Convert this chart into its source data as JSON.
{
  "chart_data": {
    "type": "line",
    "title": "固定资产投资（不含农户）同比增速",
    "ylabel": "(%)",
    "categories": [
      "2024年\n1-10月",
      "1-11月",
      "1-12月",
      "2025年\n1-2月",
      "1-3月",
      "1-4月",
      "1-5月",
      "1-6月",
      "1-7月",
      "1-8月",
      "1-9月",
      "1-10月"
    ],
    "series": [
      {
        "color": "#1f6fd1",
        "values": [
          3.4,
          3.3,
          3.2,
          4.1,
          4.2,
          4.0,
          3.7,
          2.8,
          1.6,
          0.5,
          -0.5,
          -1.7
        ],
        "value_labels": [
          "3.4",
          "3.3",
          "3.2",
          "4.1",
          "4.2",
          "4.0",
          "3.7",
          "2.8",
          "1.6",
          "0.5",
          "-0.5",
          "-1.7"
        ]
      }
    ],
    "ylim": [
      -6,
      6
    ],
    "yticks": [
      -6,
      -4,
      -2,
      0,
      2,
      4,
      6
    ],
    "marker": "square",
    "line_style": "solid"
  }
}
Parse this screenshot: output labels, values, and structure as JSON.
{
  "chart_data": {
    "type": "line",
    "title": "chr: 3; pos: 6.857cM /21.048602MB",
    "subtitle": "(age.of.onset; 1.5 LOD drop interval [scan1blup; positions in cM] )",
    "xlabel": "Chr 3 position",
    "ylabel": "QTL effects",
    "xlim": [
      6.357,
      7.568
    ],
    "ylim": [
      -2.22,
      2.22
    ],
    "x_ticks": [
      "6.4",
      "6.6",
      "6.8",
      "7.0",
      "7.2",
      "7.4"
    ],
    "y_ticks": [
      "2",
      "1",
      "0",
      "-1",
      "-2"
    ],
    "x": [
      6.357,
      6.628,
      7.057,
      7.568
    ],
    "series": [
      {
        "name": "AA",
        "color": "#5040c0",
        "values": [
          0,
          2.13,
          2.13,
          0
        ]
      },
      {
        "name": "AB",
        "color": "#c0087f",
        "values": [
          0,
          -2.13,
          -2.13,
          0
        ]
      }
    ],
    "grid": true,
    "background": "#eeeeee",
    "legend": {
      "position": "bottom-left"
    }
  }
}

+++++

**BRIEF:**
Reproduce all of the entries word for word.

**WORKED ANSWER:**
Convert this chart into its source data as JSON.
{
  "chart_data": {
    "type": "line",
    "title": "固定资产投资（不含农户）同比增速",
    "ylabel": "(%)",
    "categories": [
      "2024年\n1-10月",
      "1-11月",
      "1-12月",
      "2025年\n1-2月",
      "1-3月",
      "1-4月",
      "1-5月",
      "1-6月",
      "1-7月",
      "1-8月",
      "1-9月",
      "1-10月"
    ],
    "series": [
      {
        "color": "#1f6fd1",
        "values": [
          3.4,
          3.3,
          3.2,
          4.1,
          4.2,
          4.0,
          3.7,
          2.8,
          1.6,
          0.5,
          -0.5,
          -1.7
        ],
        "value_labels": [
          "3.4",
          "3.3",
          "3.2",
          "4.1",
          "4.2",
          "4.0",
          "3.7",
          "2.8",
          "1.6",
          "0.5",
          "-0.5",
          "-1.7"
        ]
      }
    ],
    "ylim": [
      -6,
      6
    ],
    "yticks": [
      -6,
      -4,
      -2,
      0,
      2,
      4,
      6
    ],
    "marker": "square",
    "line_style": "solid"
  }
}
Parse this screenshot: output labels, values, and structure as JSON.
{
  "chart_data": {
    "type": "line",
    "title": "chr: 3; pos: 6.857cM /21.048602MB",
    "subtitle": "(age.of.onset; 1.5 LOD drop interval [scan1blup; positions in cM] )",
    "xlabel": "Chr 3 position",
    "ylabel": "QTL effects",
    "xlim": [
      6.357,
      7.568
    ],
    "ylim": [
      -2.22,
      2.22
    ],
    "x_ticks": [
      "6.4",
      "6.6",
      "6.8",
      "7.0",
      "7.2",
      "7.4"
    ],
    "y_ticks": [
      "2",
      "1",
      "0",
      "-1",
      "-2"
    ],
    "x": [
      6.357,
      6.628,
      7.057,
      7.568
    ],
    "series": [
      {
        "name": "AA",
        "color": "#5040c0",
        "values": [
          0,
          2.13,
          2.13,
          0
        ]
      },
      {
        "name": "AB",
        "color": "#c0087f",
        "values": [
          0,
          -2.13,
          -2.13,
          0
        ]
      }
    ],
    "grid": true,
    "background": "#eeeeee",
    "legend": {
      "position": "bottom-left"
    }
  }
}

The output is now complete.